Given information:
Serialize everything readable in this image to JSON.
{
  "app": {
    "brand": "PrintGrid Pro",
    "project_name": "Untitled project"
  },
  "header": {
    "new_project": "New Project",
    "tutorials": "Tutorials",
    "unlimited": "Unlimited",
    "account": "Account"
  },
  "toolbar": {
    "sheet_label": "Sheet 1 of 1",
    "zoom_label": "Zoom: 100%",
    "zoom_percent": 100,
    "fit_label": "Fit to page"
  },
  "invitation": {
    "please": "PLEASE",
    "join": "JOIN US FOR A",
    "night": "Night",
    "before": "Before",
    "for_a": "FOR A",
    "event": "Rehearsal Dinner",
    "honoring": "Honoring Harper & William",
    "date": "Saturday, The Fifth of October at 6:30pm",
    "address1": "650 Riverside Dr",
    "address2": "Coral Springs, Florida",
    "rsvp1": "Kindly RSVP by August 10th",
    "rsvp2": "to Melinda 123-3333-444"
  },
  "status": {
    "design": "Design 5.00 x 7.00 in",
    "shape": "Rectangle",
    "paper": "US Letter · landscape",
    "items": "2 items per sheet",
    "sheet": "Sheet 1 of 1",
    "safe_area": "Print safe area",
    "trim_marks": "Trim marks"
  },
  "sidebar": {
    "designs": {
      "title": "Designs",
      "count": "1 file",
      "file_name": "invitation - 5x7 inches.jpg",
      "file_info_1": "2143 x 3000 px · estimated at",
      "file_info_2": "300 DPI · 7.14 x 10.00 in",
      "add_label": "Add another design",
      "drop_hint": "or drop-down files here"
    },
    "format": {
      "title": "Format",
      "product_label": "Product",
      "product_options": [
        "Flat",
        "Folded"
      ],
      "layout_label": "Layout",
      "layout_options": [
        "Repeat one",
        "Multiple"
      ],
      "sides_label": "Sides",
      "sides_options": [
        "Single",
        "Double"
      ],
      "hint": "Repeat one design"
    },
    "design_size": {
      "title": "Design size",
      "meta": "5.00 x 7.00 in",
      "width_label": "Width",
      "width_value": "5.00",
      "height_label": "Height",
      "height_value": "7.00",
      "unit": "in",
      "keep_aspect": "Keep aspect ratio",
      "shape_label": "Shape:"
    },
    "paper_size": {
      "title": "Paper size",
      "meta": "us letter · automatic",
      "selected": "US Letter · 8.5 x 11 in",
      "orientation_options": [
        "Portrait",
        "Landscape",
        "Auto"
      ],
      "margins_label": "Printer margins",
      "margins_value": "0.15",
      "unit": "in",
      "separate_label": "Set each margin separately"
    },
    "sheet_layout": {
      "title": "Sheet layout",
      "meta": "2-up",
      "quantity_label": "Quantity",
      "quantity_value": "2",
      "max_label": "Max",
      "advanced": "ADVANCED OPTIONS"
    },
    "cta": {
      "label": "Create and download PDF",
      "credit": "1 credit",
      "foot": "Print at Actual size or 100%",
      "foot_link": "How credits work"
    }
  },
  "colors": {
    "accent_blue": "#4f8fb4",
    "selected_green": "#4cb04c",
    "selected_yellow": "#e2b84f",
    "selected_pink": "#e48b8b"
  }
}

What is needed:
Repeat the records above exactly, leaving none out.

Solution for this problem:
Serialize everything readable in this image to JSON.
{
  "app": {
    "brand": "PrintGrid Pro",
    "project_name": "Untitled project"
  },
  "header": {
    "new_project": "New Project",
    "tutorials": "Tutorials",
    "unlimited": "Unlimited",
    "account": "Account"
  },
  "toolbar": {
    "sheet_label": "Sheet 1 of 1",
    "zoom_label": "Zoom: 100%",
    "zoom_percent": 100,
    "fit_label": "Fit to page"
  },
  "invitation": {
    "please": "PLEASE",
    "join": "JOIN US FOR A",
    "night": "Night",
    "before": "Before",
    "for_a": "FOR A",
    "event": "Rehearsal Dinner",
    "honoring": "Honoring Harper & William",
    "date": "Saturday, The Fifth of October at 6:30pm",
    "address1": "650 Riverside Dr",
    "address2": "Coral Springs, Florida",
    "rsvp1": "Kindly RSVP by August 10th",
    "rsvp2": "to Melinda 123-3333-444"
  },
  "status": {
    "design": "Design 5.00 x 7.00 in",
    "shape": "Rectangle",
    "paper": "US Letter · landscape",
    "items": "2 items per sheet",
    "sheet": "Sheet 1 of 1",
    "safe_area": "Print safe area",
    "trim_marks": "Trim marks"
  },
  "sidebar": {
    "designs": {
      "title": "Designs",
      "count": "1 file",
      "file_name": "invitation - 5x7 inches.jpg",
      "file_info_1": "2143 x 3000 px · estimated at",
      "file_info_2": "300 DPI · 7.14 x 10.00 in",
      "add_label": "Add another design",
      "drop_hint": "or drop-down files here"
    },
    "format": {
      "title": "Format",
      "product_label": "Product",
      "product_options": [
        "Flat",
        "Folded"
      ],
      "layout_label": "Layout",
      "layout_options": [
        "Repeat one",
        "Multiple"
      ],
      "sides_label": "Sides",
      "sides_options": [
        "Single",
        "Double"
      ],
      "hint": "Repeat one design"
    },
    "design_size": {
      "title": "Design size",
      "meta": "5.00 x 7.00 in",
      "width_label": "Width",
      "width_value": "5.00",
      "height_label": "Height",
      "height_value": "7.00",
      "unit": "in",
      "keep_aspect": "Keep aspect ratio",
      "shape_label": "Shape:"
    },
    "paper_size": {
      "title": "Paper size",
      "meta": "us letter · automatic",
      "selected": "US Letter · 8.5 x 11 in",
      "orientation_options": [
        "Portrait",
        "Landscape",
        "Auto"
      ],
      "margins_label": "Printer margins",
      "margins_value": "0.15",
      "unit": "in",
      "separate_label": "Set each margin separately"
    },
    "sheet_layout": {
      "title": "Sheet layout",
      "meta": "2-up",
      "quantity_label": "Quantity",
      "quantity_value": "2",
      "max_label": "Max",
      "advanced": "ADVANCED OPTIONS"
    },
    "cta": {
      "label": "Create and download PDF",
      "credit": "1 credit",
      "foot": "Print at Actual size or 100%",
      "foot_link": "How credits work"
    }
  },
  "colors": {
    "accent_blue": "#4f8fb4",
    "selected_green": "#4cb04c",
    "selected_yellow": "#e2b84f",
    "selected_pink": "#e48b8b"
  }
}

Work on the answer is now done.